Task to carry out
Copy the lines holding the word "Date", all of them.

· · · ·

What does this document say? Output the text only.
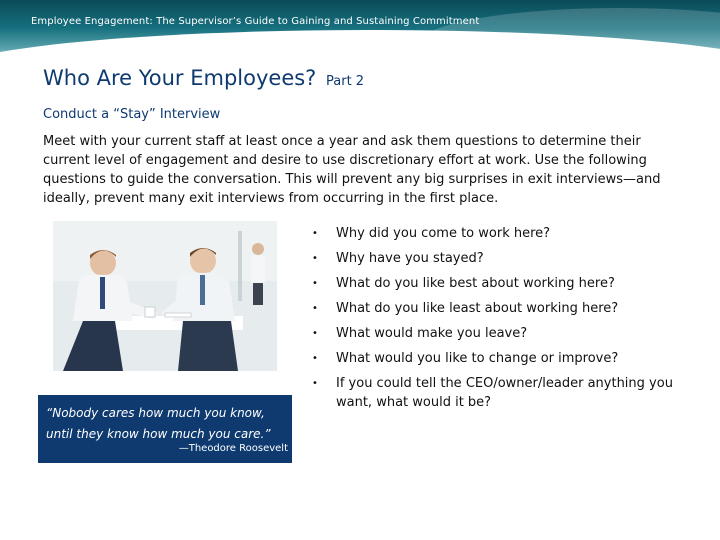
Employee Engagement: The Supervisor’s Guide to Gaining and Sustaining Commitment
Who Are Your Employees? Part 2
Conduct a “Stay” Interview
Meet with your current staff at least once a year and ask them questions to determine their current level of engagement and desire to use discretionary effort at work. Use the following questions to guide the conversation. This will prevent any big surprises in exit interviews—and ideally, prevent many exit interviews from occurring in the first place.
“Nobody cares how much you know, until they know how much you care.”
—Theodore Roosevelt
• Why did you come to work here?
• Why have you stayed?
• What do you like best about working here?
• What do you like least about working here?
• What would make you leave?
• What would you like to change or improve?
• If you could tell the CEO/owner/leader anything you want, what would it be?
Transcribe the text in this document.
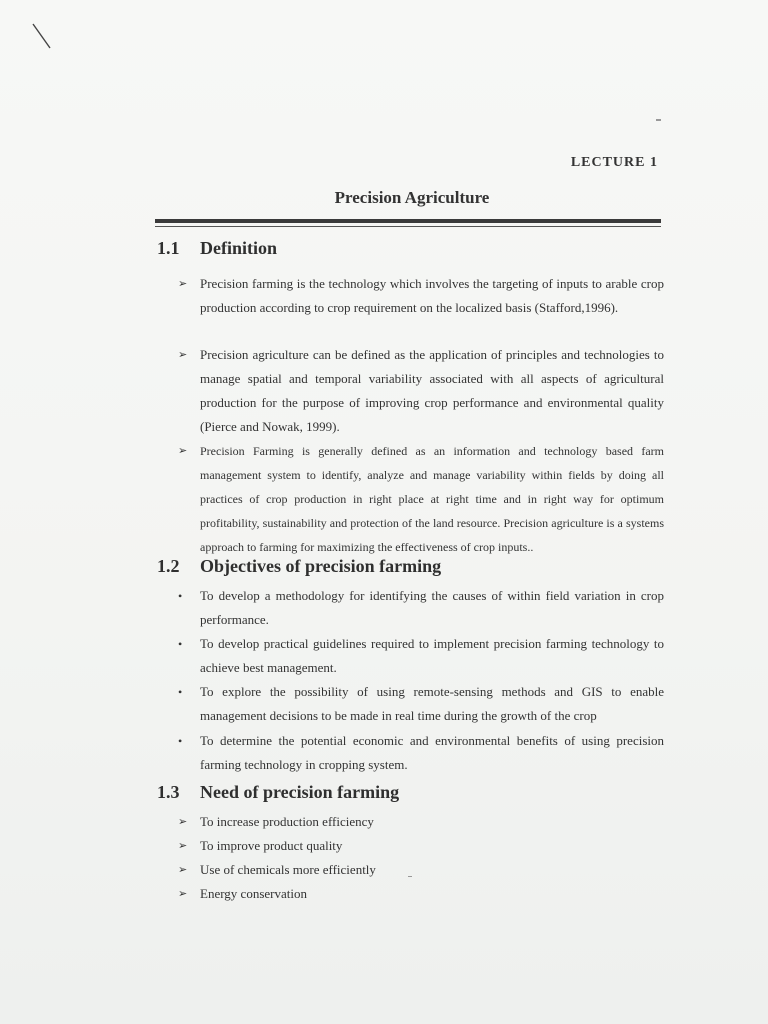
LECTURE 1
Precision Agriculture
1.1 Definition
➢ Precision farming is the technology which involves the targeting of inputs to arable crop production according to crop requirement on the localized basis (Stafford,1996).
➢ Precision agriculture can be defined as the application of principles and technologies to manage spatial and temporal variability associated with all aspects of agricultural production for the purpose of improving crop performance and environmental quality (Pierce and Nowak, 1999).
➢	Precision Farming is generally defined as an information and technology based farm management system to identify, analyze and manage variability within fields by doing all practices of crop production in right place at right time and in right way for optimum profitability, sustainability and protection of the land resource. Precision agriculture is a systems approach to farming for maximizing the effectiveness of crop inputs..
1.2 Objectives of precision farming
•	To develop a methodology for identifying the causes of within field variation in crop performance.
•	To develop practical guidelines required to implement precision farming technology to achieve best management.
•	To explore the possibility of using remote-sensing methods and GIS to enable management decisions to be made in real time during the growth of the crop
•	To determine the potential economic and environmental benefits of using precision farming technology in cropping system.
1.3 Need of precision farming
➢ To increase production efficiency
➢ To improve product quality
➢ Use of chemicals more efficiently
➢ Energy conservation
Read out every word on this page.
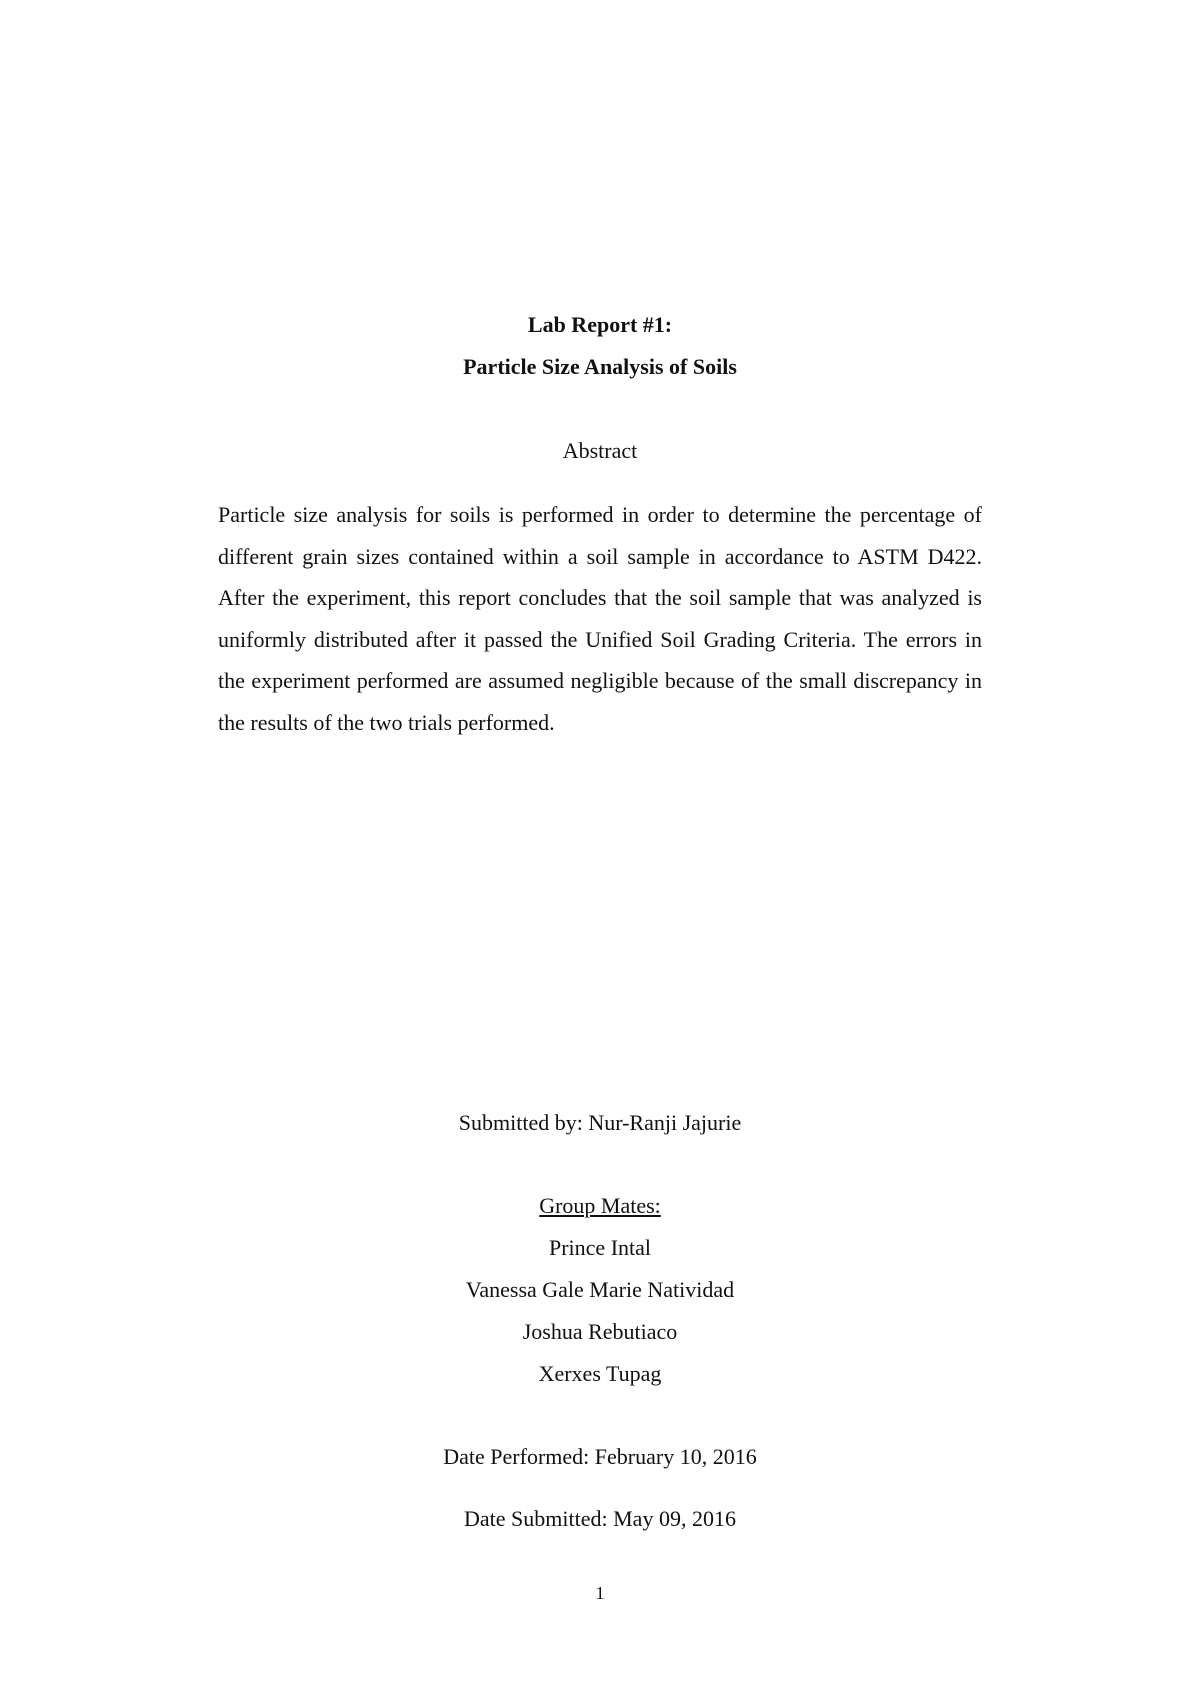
Lab Report #1:
Particle Size Analysis of Soils
Abstract
Particle size analysis for soils is performed in order to determine the percentage of different grain sizes contained within a soil sample in accordance to ASTM D422. After the experiment, this report concludes that the soil sample that was analyzed is uniformly distributed after it passed the Unified Soil Grading Criteria. The errors in the experiment performed are assumed negligible because of the small discrepancy in the results of the two trials performed.
Submitted by: Nur-Ranji Jajurie
Group Mates:
Prince Intal
Vanessa Gale Marie Natividad
Joshua Rebutiaco
Xerxes Tupag
Date Performed: February 10, 2016
Date Submitted: May 09, 2016
1
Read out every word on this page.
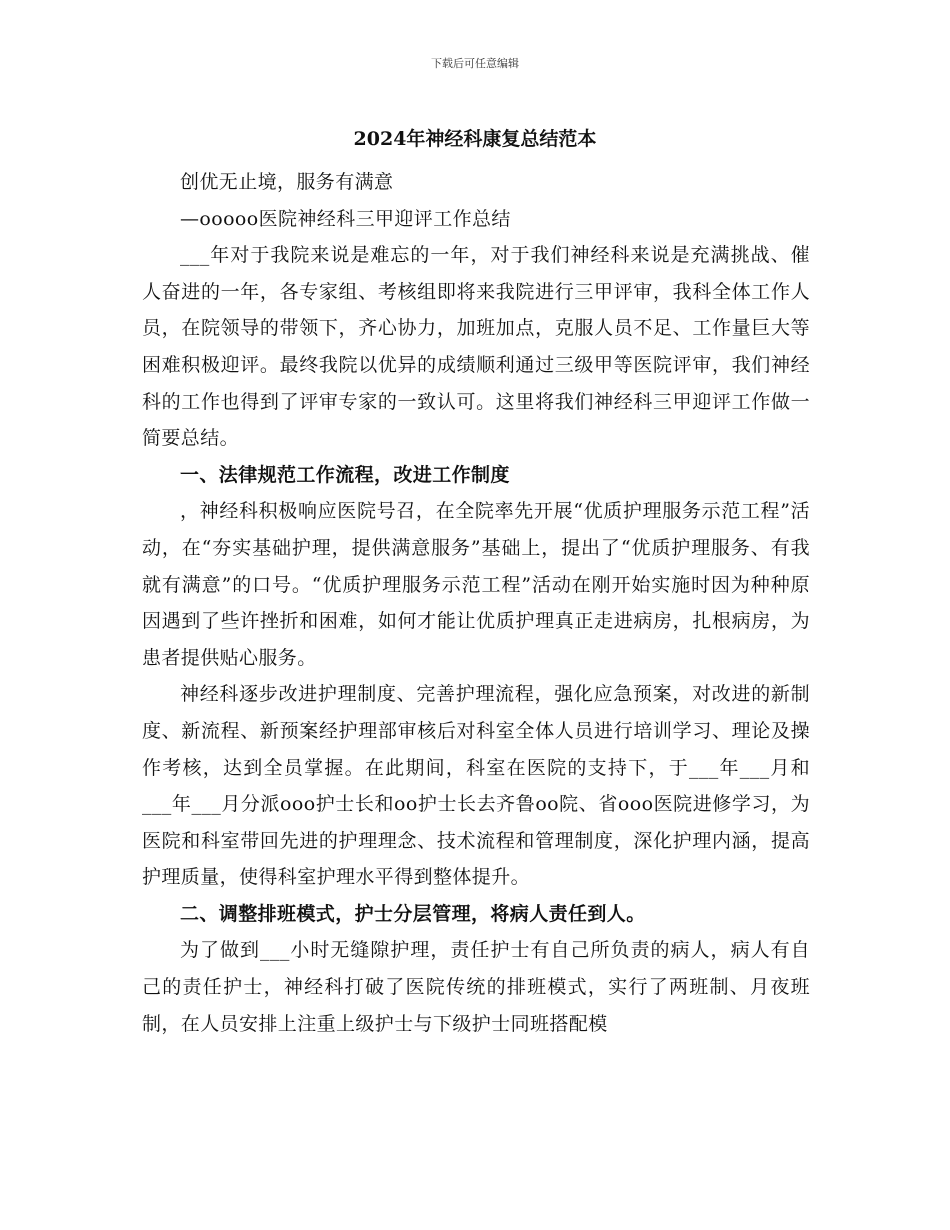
下载后可任意编辑
2024年神经科康复总结范本

创优无止境，服务有满意

—ooooo医院神经科三甲迎评工作总结

___年对于我院来说是难忘的一年，对于我们神经科来说是充满挑战、催人奋进的一年，各专家组、考核组即将来我院进行三甲评审，我科全体工作人员，在院领导的带领下，齐心协力，加班加点，克服人员不足、工作量巨大等困难积极迎评。最终我院以优异的成绩顺利通过三级甲等医院评审，我们神经科的工作也得到了评审专家的一致认可。这里将我们神经科三甲迎评工作做一简要总结。

一、法律规范工作流程，改进工作制度

，神经科积极响应医院号召，在全院率先开展“优质护理服务示范工程”活动，在“夯实基础护理，提供满意服务”基础上，提出了“优质护理服务、有我就有满意”的口号。“优质护理服务示范工程”活动在刚开始实施时因为种种原因遇到了些许挫折和困难，如何才能让优质护理真正走进病房，扎根病房，为患者提供贴心服务。

神经科逐步改进护理制度、完善护理流程，强化应急预案，对改进的新制度、新流程、新预案经护理部审核后对科室全体人员进行培训学习、理论及操作考核，达到全员掌握。在此期间，科室在医院的支持下，于___年___月和___年___月分派ooo护士长和oo护士长去齐鲁oo院、省ooo医院进修学习，为医院和科室带回先进的护理理念、技术流程和管理制度，深化护理内涵，提高护理质量，使得科室护理水平得到整体提升。

二、调整排班模式，护士分层管理，将病人责任到人。

为了做到___小时无缝隙护理，责任护士有自己所负责的病人，病人有自己的责任护士，神经科打破了医院传统的排班模式，实行了两班制、月夜班制，在人员安排上注重上级护士与下级护士同班搭配模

· · · ·

The answer
Date Performed: February 10, 2016
Date Submitted: May 09, 2016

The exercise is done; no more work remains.